%%

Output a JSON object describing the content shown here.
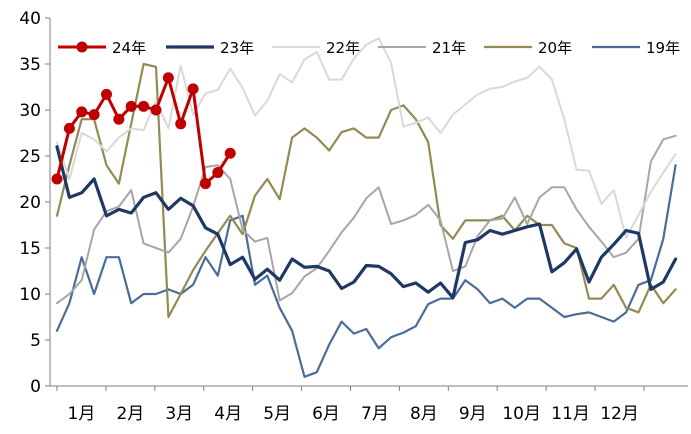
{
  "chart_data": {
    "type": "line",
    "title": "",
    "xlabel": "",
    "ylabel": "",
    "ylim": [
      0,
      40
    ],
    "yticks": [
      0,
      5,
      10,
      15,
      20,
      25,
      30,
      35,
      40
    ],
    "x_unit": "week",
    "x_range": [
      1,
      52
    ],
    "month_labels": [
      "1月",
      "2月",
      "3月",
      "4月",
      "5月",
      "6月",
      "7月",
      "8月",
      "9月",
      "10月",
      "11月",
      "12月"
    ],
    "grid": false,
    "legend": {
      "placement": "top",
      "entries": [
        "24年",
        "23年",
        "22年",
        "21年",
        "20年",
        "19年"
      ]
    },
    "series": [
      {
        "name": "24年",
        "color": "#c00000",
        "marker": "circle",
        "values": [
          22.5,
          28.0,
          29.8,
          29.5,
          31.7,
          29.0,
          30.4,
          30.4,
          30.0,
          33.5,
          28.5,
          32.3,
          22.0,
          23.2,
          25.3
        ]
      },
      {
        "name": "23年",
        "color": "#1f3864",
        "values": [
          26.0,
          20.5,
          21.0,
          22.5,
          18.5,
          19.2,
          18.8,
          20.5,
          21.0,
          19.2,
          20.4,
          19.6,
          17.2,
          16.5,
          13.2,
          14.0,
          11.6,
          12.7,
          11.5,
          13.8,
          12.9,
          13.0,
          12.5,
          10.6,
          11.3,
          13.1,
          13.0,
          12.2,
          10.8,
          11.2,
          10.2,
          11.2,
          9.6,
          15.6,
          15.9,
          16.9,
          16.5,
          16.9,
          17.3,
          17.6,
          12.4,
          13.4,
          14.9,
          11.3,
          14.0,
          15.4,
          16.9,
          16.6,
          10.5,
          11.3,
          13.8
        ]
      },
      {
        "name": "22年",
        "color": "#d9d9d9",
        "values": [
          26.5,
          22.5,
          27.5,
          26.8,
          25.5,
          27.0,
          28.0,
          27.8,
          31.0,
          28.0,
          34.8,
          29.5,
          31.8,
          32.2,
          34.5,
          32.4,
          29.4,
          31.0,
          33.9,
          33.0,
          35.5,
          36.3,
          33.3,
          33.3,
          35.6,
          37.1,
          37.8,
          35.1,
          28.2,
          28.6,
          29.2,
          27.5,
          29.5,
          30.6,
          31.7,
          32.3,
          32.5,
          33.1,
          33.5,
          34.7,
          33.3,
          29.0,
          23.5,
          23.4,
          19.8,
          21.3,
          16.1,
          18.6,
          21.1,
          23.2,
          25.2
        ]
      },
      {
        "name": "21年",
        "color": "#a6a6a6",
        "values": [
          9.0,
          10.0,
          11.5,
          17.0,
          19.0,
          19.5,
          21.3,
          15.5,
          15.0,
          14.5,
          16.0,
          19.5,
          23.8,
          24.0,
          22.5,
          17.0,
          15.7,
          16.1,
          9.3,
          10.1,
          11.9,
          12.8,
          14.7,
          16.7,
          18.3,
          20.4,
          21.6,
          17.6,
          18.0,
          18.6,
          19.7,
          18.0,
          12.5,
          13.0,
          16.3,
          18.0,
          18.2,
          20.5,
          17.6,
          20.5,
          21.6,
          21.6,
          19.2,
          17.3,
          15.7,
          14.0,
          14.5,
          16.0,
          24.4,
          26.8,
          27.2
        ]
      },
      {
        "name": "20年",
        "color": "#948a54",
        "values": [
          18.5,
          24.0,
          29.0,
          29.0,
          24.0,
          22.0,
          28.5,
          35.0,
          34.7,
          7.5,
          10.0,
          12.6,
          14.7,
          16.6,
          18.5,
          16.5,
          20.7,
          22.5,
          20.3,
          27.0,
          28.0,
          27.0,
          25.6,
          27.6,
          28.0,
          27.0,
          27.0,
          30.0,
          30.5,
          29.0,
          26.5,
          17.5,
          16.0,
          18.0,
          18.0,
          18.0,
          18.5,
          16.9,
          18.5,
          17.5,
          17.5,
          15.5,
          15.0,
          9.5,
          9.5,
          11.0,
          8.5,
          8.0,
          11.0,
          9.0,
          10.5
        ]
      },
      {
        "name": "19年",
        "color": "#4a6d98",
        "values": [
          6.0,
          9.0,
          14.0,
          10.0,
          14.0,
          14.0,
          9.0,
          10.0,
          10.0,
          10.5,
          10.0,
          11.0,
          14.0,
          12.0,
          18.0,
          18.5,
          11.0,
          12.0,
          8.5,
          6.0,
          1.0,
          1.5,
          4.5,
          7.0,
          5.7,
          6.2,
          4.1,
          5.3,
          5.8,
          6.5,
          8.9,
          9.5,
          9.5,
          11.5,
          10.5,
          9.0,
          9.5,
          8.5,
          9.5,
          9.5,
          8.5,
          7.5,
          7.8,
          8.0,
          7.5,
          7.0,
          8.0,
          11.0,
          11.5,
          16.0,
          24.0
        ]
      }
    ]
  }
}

%%

Job:
Where does the word "name" appear in the listing? List each line that holds it.

Exercise result:
        "name": "24年",
        "name": "23年",
        "name": "22年",
        "name": "21年",
        "name": "20年",
        "name": "19年",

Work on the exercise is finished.